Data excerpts

---------------

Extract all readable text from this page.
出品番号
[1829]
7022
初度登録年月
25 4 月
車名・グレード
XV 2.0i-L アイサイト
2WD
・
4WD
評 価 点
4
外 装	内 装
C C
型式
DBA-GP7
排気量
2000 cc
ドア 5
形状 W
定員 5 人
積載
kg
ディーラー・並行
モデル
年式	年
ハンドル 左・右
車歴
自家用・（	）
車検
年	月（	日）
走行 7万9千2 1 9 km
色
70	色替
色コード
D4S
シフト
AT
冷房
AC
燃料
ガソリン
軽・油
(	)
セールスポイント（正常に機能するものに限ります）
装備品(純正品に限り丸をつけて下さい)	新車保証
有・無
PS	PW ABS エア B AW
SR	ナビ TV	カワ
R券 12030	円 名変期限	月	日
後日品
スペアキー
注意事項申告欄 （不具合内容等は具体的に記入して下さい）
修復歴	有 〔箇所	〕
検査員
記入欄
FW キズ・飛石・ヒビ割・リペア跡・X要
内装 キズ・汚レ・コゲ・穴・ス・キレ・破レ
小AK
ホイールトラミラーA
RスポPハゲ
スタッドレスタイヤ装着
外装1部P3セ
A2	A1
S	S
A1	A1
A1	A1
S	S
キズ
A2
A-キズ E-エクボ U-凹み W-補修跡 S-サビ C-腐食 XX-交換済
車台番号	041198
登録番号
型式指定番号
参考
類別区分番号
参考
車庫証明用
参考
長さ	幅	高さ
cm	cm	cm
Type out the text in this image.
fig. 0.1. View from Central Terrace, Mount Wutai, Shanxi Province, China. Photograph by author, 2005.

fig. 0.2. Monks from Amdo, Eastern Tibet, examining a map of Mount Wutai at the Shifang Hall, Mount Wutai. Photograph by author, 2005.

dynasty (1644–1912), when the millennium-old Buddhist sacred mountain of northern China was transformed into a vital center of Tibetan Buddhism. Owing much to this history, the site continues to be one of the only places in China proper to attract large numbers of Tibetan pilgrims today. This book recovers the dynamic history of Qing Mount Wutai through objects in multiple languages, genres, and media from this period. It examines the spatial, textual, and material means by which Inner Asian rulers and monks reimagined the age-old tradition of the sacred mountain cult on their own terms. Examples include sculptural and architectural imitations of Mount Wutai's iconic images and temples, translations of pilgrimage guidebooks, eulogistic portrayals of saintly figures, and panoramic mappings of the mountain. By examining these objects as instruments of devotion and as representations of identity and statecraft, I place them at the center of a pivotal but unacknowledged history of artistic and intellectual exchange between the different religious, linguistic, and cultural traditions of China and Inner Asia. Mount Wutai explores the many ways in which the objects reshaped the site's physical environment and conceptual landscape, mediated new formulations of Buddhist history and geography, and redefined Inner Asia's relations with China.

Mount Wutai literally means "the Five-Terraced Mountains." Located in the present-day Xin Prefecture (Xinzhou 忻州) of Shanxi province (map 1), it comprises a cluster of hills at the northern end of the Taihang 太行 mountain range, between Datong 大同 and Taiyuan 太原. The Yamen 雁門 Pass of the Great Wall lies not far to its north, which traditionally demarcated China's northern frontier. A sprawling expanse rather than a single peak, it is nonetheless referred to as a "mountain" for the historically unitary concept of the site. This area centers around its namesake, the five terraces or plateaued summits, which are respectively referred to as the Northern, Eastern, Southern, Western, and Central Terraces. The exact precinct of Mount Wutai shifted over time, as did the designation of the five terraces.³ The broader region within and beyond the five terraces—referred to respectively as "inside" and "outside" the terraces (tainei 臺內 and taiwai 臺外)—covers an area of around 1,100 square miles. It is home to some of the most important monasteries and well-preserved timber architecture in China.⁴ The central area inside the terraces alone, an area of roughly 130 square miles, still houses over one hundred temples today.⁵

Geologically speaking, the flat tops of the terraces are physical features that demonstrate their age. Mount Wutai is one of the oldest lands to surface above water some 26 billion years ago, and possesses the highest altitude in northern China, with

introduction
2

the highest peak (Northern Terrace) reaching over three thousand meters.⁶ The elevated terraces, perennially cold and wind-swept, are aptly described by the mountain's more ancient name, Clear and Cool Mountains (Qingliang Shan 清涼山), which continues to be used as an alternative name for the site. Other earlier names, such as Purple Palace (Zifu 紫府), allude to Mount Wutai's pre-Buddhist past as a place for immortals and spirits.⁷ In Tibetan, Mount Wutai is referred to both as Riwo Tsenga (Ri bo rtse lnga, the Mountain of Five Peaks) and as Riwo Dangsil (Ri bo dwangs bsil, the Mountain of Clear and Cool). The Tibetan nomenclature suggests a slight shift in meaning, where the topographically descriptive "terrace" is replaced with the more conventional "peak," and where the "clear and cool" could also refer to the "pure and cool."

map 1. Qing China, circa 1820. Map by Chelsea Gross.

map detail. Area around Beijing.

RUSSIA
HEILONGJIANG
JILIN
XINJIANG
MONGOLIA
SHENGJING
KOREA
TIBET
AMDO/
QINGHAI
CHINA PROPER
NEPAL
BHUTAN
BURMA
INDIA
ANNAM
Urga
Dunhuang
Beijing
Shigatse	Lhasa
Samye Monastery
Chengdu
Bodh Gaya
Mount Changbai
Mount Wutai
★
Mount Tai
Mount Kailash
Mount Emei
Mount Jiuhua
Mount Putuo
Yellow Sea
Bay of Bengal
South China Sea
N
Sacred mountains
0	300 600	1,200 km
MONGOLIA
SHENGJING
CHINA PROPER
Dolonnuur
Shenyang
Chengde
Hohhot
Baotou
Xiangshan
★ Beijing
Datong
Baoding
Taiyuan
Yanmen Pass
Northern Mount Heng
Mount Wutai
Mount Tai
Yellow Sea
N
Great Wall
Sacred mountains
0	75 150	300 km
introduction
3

---------------

> Exercise:
Among the lines above, how many contain the string "author"? State the number alone.

> Task solution:
2